BRIEF
Put each line of the records below into a JSON list of strings, one string per line. Skip blank lines and leave out the pictures.

== SUPPLIED DATA

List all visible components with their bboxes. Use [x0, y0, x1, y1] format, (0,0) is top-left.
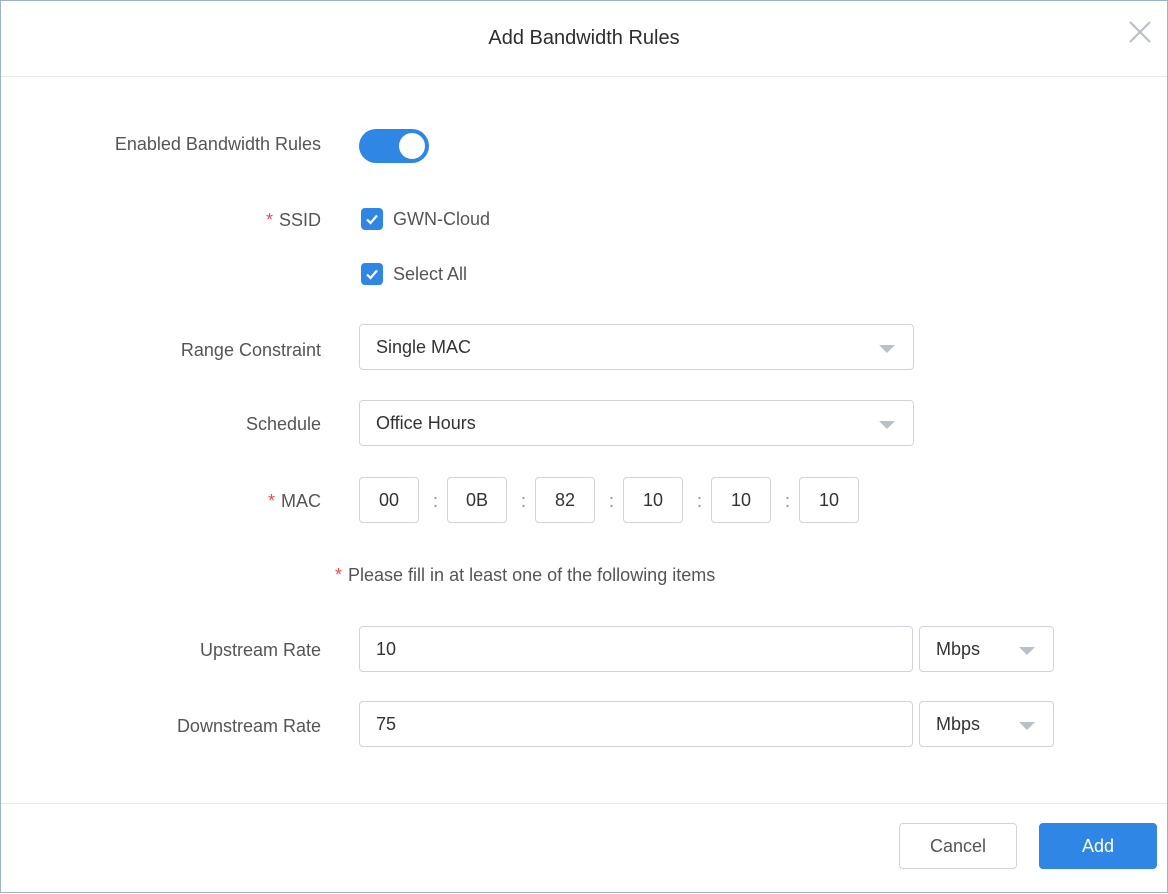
downstream-rate-input[interactable]: 75: [359, 701, 913, 747]
chevron-down-icon: [879, 421, 895, 429]
add-button[interactable]: Add: [1039, 823, 1157, 869]
chevron-down-icon: [1019, 722, 1035, 730]
schedule-select[interactable]: Office Hours: [359, 400, 914, 446]
mac-separator: :: [433, 491, 439, 511]
schedule-label: Schedule: [245, 414, 321, 434]
ssid-option-label: GWN-Cloud: [393, 208, 491, 229]
mac-separator: :: [785, 491, 791, 511]
close-icon: [1129, 21, 1151, 43]
mac-octet-5[interactable]: 10: [711, 477, 771, 523]
mac-octet-6[interactable]: 10: [799, 477, 859, 523]
downstream-label: Downstream Rate: [176, 716, 321, 736]
ssid-label-wrap: * SSID: [266, 210, 321, 231]
upstream-label: Upstream Rate: [199, 640, 321, 660]
cancel-button[interactable]: Cancel: [899, 823, 1017, 869]
rate-requirement-note: * Please fill in at least one of the foll…: [335, 565, 715, 586]
required-mark: *: [265, 210, 273, 230]
add-bandwidth-rules-dialog: Add Bandwidth Rules Enabled Bandwidth Ru…: [0, 0, 1168, 893]
checkbox-checked[interactable]: [361, 263, 383, 285]
checkbox-checked[interactable]: [361, 208, 383, 230]
mac-label-wrap: * MAC: [268, 491, 321, 512]
note-text: Please fill in at least one of the follo…: [348, 565, 716, 585]
check-icon: [366, 214, 378, 225]
range-constraint-select[interactable]: Single MAC: [359, 324, 914, 370]
range-constraint-label: Range Constraint: [180, 340, 321, 360]
dialog-header: Add Bandwidth Rules: [1, 1, 1167, 77]
ssid-label: SSID: [278, 210, 321, 230]
mac-octet-4[interactable]: 10: [623, 477, 683, 523]
downstream-unit-select[interactable]: Mbps: [919, 701, 1054, 747]
required-mark: *: [267, 491, 275, 511]
upstream-unit-value: Mbps: [936, 638, 981, 659]
upstream-unit-select[interactable]: Mbps: [919, 626, 1054, 672]
mac-separator: :: [521, 491, 527, 511]
mac-octet-3[interactable]: 82: [535, 477, 595, 523]
schedule-value: Office Hours: [376, 412, 476, 433]
enabled-label: Enabled Bandwidth Rules: [114, 134, 321, 154]
chevron-down-icon: [879, 345, 895, 353]
ssid-option-label: Select All: [393, 263, 468, 284]
range-constraint-value: Single MAC: [376, 336, 472, 357]
dialog-title: Add Bandwidth Rules: [488, 27, 680, 49]
ssid-option-gwn-cloud[interactable]: GWN-Cloud: [361, 208, 490, 230]
chevron-down-icon: [1019, 647, 1035, 655]
upstream-rate-input[interactable]: 10: [359, 626, 913, 672]
required-mark: *: [335, 565, 343, 585]
close-button[interactable]: [1125, 17, 1155, 47]
mac-separator: :: [609, 491, 615, 511]
ssid-option-select-all[interactable]: Select All: [361, 263, 467, 285]
toggle-knob: [399, 133, 425, 159]
mac-octet-1[interactable]: 00: [359, 477, 419, 523]
downstream-unit-value: Mbps: [936, 713, 981, 734]
check-icon: [366, 269, 378, 280]
mac-octet-2[interactable]: 0B: [447, 477, 507, 523]
mac-label: MAC: [281, 491, 321, 511]
mac-separator: :: [697, 491, 703, 511]
enabled-toggle[interactable]: [359, 129, 429, 163]
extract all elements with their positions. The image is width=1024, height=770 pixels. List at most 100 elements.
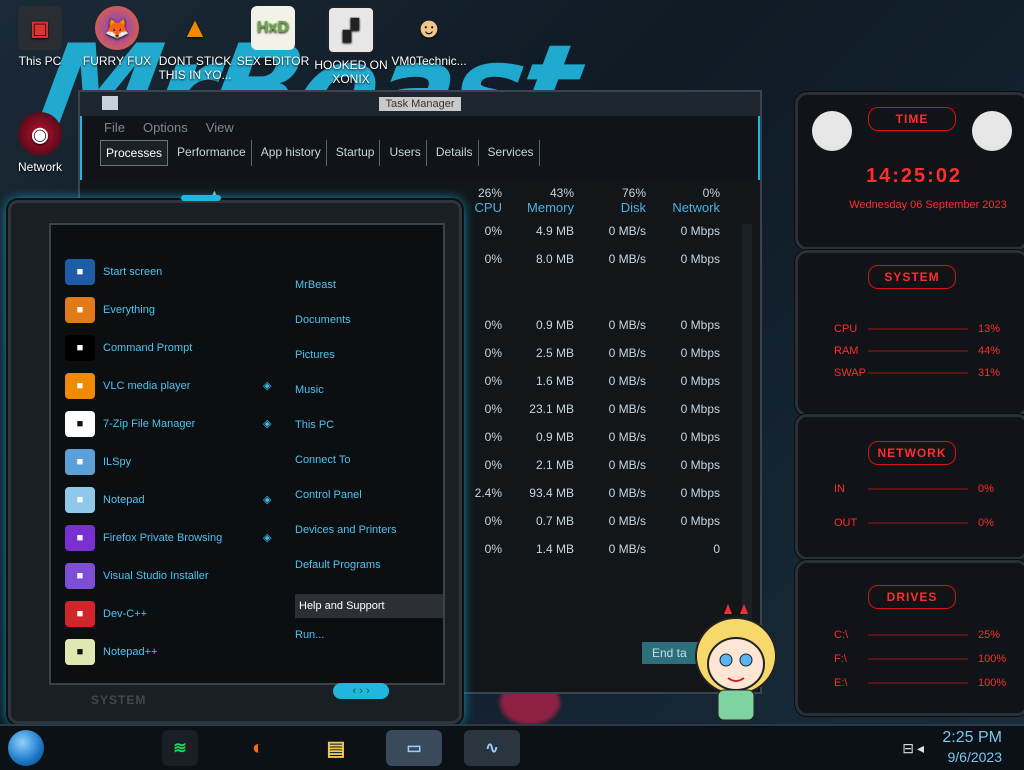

====

TASK OUTPUT
[
  "List all visible components with their bboxes. Use [x0, y0, x1, y1] format, (0,0) is top-left.",
  "downstream-rate-input[interactable]: 75: [359, 701, 913, 747]",
  "chevron-down-icon: [879, 421, 895, 429]",
  "add-button[interactable]: Add: [1039, 823, 1157, 869]",
  "chevron-down-icon: [1019, 722, 1035, 730]",
  "schedule-select[interactable]: Office Hours: [359, 400, 914, 446]",
  "mac-separator: :: [433, 491, 439, 511]",
  "schedule-label: Schedule: [245, 414, 321, 434]",
  "ssid-option-label: GWN-Cloud: [393, 208, 491, 229]",
  "mac-separator: :: [785, 491, 791, 511]",
  "close-icon: [1129, 21, 1151, 43]",
  "mac-octet-5[interactable]: 10: [711, 477, 771, 523]",
  "mac-octet-6[interactable]: 10: [799, 477, 859, 523]",
  "downstream-label: Downstream Rate: [176, 716, 321, 736]",
  "ssid-label-wrap: * SSID: [266, 210, 321, 231]",
  "upstream-label: Upstream Rate: [199, 640, 321, 660]",
  "cancel-button[interactable]: Cancel: [899, 823, 1017, 869]",
  "rate-requirement-note: * Please fill in at least one of the foll…: [335, 565, 715, 586]",
  "required-mark: *: [265, 210, 273, 230]",
  "add-bandwidth-rules-dialog: Add Bandwidth Rules Enabled Bandwidth Ru…: [0, 0, 1168, 893]",
  "checkbox-checked[interactable]: [361, 263, 383, 285]",
  "checkbox-checked[interactable]: [361, 208, 383, 230]",
  "mac-label-wrap: * MAC: [268, 491, 321, 512]",
  "note-text: Please fill in at least one of the follo…: [348, 565, 716, 585]",
  "check-icon: [366, 214, 378, 225]",
  "range-constraint-select[interactable]: Single MAC: [359, 324, 914, 370]",
  "range-constraint-label: Range Constraint: [180, 340, 321, 360]",
  "dialog-header: Add Bandwidth Rules: [1, 1, 1167, 77]",
  "ssid-label: SSID: [278, 210, 321, 230]",
  "mac-octet-4[interactable]: 10: [623, 477, 683, 523]",
  "downstream-unit-select[interactable]: Mbps: [919, 701, 1054, 747]",
  "required-mark: *: [267, 491, 275, 511]",
  "upstream-unit-value: Mbps: [936, 638, 981, 659]",
  "upstream-unit-select[interactable]: Mbps: [919, 626, 1054, 672]",
  "mac-separator: :: [521, 491, 527, 511]",
  "mac-octet-3[interactable]: 82: [535, 477, 595, 523]",
  "schedule-value: Office Hours: [376, 412, 476, 433]",
  "enabled-label: Enabled Bandwidth Rules: [114, 134, 321, 154]",
  "chevron-down-icon: [879, 345, 895, 353]",
  "ssid-option-label: Select All: [393, 263, 468, 284]",
  "range-constraint-value: Single MAC: [376, 336, 472, 357]",
  "dialog-title: Add Bandwidth Rules: [488, 27, 680, 49]",
  "ssid-option-gwn-cloud[interactable]: GWN-Cloud: [361, 208, 490, 230]",
  "chevron-down-icon: [1019, 647, 1035, 655]",
  "upstream-rate-input[interactable]: 10: [359, 626, 913, 672]",
  "required-mark: *: [335, 565, 343, 585]",
  "close-button[interactable]: [1125, 17, 1155, 47]",
  "mac-separator: :: [609, 491, 615, 511]",
  "ssid-option-select-all[interactable]: Select All: [361, 263, 467, 285]",
  "toggle-knob: [399, 133, 425, 159]",
  "mac-octet-1[interactable]: 00: [359, 477, 419, 523]",
  "downstream-unit-value: Mbps: [936, 713, 981, 734]",
  "check-icon: [366, 269, 378, 280]",
  "mac-octet-2[interactable]: 0B: [447, 477, 507, 523]",
  "mac-label: MAC: [281, 491, 321, 511]",
  "mac-separator: :: [697, 491, 703, 511]",
  "enabled-toggle[interactable]: [359, 129, 429, 163]",
  "extract all elements with their positions. The image is width=1024, height=770 pixels. List at most 100 elements."
]